■ AIM OF THE TASK: Take every line that has the string "وتذكرة" and copy it out.

(Source data)
************
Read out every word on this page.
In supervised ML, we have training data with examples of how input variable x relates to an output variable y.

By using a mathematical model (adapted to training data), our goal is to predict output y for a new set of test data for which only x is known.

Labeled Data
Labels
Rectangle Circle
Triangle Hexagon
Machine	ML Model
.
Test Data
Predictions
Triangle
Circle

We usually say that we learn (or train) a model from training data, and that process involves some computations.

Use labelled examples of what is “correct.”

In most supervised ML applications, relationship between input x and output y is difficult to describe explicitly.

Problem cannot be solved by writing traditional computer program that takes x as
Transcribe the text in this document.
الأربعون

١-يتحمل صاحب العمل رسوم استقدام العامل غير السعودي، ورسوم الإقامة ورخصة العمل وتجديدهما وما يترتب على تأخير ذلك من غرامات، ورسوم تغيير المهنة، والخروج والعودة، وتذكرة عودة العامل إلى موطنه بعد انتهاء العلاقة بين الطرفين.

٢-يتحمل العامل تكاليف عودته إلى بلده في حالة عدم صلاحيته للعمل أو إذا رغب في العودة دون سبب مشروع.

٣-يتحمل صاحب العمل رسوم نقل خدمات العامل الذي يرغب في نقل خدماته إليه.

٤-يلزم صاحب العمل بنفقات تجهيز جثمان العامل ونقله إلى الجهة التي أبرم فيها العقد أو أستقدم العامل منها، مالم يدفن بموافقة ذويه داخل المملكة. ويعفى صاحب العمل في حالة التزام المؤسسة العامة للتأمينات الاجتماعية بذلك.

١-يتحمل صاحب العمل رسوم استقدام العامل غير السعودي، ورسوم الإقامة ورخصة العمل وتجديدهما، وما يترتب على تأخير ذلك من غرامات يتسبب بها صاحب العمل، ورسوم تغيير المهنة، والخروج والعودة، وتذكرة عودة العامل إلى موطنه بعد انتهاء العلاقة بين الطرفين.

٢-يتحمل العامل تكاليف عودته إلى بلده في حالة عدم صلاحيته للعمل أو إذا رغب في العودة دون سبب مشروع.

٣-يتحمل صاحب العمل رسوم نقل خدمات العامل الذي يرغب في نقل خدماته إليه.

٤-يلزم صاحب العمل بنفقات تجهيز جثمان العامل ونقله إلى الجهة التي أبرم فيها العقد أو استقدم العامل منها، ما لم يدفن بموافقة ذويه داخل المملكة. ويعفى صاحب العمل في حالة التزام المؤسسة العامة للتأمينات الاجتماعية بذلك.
************
■ WORKED SOLUTION:
١-يتحمل صاحب العمل رسوم استقدام العامل غير السعودي، ورسوم الإقامة ورخصة العمل وتجديدهما وما يترتب على تأخير ذلك من غرامات، ورسوم تغيير المهنة، والخروج والعودة، وتذكرة عودة العامل إلى موطنه بعد انتهاء العلاقة بين الطرفين.
١-يتحمل صاحب العمل رسوم استقدام العامل غير السعودي، ورسوم الإقامة ورخصة العمل وتجديدهما، وما يترتب على تأخير ذلك من غرامات يتسبب بها صاحب العمل، ورسوم تغيير المهنة، والخروج والعودة، وتذكرة عودة العامل إلى موطنه بعد انتهاء العلاقة بين الطرفين.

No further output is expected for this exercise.